What the task asks -
In the data that follows, count the lines in which the word "object" occurs, and report that figure alone.

Supplied material -
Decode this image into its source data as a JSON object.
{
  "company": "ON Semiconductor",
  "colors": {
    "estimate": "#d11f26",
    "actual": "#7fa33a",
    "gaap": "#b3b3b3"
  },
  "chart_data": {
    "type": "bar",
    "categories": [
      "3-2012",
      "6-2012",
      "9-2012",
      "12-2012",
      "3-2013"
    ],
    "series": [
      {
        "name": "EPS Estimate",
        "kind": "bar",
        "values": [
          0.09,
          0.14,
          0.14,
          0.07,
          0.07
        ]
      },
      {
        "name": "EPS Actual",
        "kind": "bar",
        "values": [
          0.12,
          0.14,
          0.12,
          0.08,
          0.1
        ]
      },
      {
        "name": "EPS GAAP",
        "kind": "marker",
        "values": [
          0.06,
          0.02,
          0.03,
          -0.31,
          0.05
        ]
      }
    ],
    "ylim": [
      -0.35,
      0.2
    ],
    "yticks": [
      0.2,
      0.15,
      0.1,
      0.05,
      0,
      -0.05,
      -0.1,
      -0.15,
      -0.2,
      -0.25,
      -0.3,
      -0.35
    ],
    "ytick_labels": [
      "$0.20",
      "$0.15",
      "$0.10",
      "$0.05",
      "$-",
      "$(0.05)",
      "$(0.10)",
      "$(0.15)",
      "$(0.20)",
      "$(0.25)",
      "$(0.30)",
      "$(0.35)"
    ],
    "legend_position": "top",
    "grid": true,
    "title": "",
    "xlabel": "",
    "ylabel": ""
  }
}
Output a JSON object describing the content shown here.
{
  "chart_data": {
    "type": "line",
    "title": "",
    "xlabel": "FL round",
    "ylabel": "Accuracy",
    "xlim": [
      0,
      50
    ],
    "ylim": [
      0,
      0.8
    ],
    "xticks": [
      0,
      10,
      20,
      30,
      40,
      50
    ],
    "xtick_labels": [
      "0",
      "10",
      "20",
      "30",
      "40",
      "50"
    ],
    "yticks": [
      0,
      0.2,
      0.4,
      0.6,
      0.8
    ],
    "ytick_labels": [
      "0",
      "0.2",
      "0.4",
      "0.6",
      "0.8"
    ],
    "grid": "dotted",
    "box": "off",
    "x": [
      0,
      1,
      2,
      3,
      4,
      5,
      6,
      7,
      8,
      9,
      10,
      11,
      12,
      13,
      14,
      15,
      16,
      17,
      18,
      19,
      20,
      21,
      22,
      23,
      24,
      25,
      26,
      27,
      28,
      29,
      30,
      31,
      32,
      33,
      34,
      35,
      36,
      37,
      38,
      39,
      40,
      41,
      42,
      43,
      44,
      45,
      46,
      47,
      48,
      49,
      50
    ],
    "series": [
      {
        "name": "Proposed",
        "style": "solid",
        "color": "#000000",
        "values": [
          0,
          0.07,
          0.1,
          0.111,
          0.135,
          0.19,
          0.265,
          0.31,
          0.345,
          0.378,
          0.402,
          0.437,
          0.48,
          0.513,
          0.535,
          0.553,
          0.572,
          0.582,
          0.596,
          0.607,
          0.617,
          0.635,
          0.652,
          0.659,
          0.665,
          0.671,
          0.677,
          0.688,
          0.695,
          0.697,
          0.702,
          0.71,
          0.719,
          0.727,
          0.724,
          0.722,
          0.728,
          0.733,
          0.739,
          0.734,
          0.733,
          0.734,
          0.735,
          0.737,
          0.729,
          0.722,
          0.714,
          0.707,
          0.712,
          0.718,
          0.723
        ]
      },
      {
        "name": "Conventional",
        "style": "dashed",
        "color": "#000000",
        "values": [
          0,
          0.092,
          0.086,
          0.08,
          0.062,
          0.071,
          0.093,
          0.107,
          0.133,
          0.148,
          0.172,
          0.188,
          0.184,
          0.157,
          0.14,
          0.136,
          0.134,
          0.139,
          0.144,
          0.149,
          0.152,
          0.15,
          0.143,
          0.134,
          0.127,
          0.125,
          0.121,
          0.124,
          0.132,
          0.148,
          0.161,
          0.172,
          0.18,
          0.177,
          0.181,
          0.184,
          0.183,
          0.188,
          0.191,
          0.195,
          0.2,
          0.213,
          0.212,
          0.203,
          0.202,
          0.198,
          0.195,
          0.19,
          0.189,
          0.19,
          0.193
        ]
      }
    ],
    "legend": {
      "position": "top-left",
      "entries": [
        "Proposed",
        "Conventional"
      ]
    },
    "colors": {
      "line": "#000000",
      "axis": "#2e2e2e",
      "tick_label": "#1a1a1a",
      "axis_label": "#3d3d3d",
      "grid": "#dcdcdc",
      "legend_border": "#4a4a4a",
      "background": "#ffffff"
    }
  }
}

Exercise result -
2